(Chart and figure data)

┄┄┄┄┄┄

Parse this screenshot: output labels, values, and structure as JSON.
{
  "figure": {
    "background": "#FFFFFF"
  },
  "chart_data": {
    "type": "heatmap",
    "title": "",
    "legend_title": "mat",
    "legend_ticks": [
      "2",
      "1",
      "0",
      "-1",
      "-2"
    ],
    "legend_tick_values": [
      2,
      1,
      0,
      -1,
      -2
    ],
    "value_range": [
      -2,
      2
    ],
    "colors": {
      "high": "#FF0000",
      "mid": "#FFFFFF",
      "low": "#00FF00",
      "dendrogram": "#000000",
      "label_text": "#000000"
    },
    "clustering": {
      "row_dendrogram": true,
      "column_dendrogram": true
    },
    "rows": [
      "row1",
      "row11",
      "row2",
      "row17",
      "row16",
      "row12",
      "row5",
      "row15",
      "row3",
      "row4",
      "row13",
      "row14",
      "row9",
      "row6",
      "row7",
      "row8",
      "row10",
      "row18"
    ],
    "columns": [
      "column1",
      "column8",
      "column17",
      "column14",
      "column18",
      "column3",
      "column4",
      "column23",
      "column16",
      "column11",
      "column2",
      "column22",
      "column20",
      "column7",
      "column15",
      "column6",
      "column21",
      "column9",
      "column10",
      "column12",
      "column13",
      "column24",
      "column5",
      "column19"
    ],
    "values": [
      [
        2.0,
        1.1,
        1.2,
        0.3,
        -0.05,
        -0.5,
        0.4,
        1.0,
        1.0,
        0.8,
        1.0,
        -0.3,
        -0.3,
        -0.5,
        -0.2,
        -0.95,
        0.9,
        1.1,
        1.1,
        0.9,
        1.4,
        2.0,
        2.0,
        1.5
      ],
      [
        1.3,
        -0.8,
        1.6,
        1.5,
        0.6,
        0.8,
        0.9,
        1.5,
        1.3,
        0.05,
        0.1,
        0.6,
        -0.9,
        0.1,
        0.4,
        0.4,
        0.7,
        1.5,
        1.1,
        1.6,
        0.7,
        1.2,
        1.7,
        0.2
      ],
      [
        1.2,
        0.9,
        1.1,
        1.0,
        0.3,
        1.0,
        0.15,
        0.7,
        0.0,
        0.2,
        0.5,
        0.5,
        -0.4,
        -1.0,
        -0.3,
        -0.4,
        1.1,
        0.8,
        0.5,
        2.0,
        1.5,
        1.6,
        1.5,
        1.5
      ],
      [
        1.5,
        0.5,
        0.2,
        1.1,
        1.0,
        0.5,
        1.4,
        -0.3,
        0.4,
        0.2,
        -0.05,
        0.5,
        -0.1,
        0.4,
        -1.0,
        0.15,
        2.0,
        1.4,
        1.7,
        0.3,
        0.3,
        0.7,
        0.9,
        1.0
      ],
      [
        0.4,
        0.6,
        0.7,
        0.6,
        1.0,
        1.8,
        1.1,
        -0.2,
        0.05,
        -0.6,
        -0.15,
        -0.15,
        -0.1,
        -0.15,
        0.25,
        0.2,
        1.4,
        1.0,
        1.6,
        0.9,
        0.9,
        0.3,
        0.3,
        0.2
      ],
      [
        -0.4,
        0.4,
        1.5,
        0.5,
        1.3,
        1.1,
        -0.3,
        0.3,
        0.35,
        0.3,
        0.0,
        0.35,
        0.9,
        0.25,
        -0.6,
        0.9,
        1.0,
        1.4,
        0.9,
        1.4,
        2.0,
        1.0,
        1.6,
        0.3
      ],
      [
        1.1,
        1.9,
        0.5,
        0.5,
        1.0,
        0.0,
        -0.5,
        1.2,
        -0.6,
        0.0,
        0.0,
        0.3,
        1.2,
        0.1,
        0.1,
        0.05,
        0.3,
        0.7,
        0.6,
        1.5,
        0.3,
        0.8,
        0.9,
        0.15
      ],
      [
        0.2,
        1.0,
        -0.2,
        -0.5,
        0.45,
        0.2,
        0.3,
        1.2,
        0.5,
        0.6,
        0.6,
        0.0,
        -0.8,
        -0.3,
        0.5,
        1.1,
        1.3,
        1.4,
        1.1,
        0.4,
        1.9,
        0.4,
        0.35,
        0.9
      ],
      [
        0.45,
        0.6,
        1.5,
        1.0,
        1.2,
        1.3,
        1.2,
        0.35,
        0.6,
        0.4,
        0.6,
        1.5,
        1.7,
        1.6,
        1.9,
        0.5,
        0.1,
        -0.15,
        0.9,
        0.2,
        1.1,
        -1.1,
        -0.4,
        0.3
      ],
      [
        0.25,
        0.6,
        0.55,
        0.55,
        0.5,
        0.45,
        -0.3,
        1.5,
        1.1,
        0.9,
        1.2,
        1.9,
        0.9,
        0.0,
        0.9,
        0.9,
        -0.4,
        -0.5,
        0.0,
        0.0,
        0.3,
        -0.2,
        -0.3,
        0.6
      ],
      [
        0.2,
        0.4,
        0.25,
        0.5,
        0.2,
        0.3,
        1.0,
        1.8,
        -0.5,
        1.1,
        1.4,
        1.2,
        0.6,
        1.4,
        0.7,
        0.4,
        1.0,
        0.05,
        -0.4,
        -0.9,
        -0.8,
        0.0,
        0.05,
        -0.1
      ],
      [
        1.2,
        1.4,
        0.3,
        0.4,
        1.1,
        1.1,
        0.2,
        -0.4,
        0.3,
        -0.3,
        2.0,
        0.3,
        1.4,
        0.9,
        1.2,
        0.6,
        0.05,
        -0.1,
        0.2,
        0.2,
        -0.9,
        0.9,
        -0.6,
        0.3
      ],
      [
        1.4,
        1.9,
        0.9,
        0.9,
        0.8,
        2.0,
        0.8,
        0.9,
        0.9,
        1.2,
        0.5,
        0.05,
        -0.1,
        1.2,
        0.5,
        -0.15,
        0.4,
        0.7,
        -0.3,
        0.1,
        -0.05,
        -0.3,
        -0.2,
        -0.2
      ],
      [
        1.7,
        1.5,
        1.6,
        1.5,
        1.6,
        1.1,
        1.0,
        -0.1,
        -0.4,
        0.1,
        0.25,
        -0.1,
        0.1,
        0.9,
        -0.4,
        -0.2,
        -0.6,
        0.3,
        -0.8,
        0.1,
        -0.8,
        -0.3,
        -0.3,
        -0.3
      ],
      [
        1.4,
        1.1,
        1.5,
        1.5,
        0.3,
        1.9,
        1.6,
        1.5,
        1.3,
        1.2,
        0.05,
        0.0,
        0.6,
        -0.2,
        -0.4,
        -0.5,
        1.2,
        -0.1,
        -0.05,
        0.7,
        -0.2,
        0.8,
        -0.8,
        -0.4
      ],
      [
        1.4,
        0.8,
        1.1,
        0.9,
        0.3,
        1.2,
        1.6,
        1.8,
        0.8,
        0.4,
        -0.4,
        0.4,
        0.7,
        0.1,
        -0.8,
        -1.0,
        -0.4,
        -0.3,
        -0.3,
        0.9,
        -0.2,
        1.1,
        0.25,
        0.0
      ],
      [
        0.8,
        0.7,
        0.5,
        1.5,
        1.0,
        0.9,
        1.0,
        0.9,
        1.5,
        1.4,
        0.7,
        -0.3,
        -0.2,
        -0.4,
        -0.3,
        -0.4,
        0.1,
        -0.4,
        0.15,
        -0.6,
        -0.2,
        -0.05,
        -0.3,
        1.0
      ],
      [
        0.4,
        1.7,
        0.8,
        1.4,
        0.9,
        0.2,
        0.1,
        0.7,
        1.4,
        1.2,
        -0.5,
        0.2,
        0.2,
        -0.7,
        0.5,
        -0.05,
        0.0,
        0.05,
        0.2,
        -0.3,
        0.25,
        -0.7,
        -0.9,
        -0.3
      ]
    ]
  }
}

┄┄┄┄┄┄

• _Direction_
Gather up the lines containing the word "true" from these records and copy them.

• _Full answer_
      "row_dendrogram": true,
      "column_dendrogram": true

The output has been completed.